Recorded information start

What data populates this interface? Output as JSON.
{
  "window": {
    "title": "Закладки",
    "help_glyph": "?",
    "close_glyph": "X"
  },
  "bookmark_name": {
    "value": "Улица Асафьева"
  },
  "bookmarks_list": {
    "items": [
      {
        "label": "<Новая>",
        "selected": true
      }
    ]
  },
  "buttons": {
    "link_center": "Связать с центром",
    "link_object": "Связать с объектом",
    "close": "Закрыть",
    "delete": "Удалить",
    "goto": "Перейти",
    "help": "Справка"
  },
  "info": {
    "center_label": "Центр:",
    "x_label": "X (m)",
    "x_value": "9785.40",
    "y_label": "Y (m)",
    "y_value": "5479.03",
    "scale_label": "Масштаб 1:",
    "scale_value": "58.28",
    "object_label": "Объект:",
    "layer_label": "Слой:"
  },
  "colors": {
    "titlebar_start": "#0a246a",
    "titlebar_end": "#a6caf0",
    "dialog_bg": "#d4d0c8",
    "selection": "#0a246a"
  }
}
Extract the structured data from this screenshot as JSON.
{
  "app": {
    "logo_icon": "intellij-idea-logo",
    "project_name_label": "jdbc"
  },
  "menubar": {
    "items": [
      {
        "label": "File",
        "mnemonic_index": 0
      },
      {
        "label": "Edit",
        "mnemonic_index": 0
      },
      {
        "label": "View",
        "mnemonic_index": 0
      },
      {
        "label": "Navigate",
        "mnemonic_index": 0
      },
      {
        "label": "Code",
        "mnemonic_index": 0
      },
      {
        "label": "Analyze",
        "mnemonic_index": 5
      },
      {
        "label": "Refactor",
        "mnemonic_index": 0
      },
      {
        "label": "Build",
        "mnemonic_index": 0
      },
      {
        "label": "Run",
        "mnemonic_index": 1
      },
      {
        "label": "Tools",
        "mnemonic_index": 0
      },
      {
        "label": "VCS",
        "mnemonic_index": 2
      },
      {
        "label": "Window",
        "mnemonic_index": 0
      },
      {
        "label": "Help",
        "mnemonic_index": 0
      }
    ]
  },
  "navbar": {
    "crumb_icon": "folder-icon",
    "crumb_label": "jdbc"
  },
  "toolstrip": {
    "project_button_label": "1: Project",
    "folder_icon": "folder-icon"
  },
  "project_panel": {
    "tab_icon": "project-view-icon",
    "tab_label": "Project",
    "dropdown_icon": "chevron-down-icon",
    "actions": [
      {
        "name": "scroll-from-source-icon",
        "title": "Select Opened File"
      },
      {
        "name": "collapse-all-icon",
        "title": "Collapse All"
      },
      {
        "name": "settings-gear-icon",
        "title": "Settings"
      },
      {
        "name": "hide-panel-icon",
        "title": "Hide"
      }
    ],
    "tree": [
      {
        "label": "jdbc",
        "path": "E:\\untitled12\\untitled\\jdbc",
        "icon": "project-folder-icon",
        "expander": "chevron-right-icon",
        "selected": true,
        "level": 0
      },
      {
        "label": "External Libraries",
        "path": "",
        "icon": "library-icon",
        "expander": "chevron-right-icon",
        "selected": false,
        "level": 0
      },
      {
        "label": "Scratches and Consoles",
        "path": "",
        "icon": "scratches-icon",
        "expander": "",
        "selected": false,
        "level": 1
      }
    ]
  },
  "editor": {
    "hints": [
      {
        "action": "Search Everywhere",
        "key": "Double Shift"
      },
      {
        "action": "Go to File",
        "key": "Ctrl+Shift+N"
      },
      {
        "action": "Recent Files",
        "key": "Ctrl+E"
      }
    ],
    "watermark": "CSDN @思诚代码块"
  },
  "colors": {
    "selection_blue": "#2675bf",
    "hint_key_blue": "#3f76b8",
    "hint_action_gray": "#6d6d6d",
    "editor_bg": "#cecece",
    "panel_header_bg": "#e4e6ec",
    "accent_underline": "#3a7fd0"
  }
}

Recorded information end

**Stated task**
Report the count of lines in the entries that contain the string "Связать", and nothing besides it.

**Completed exercise**
2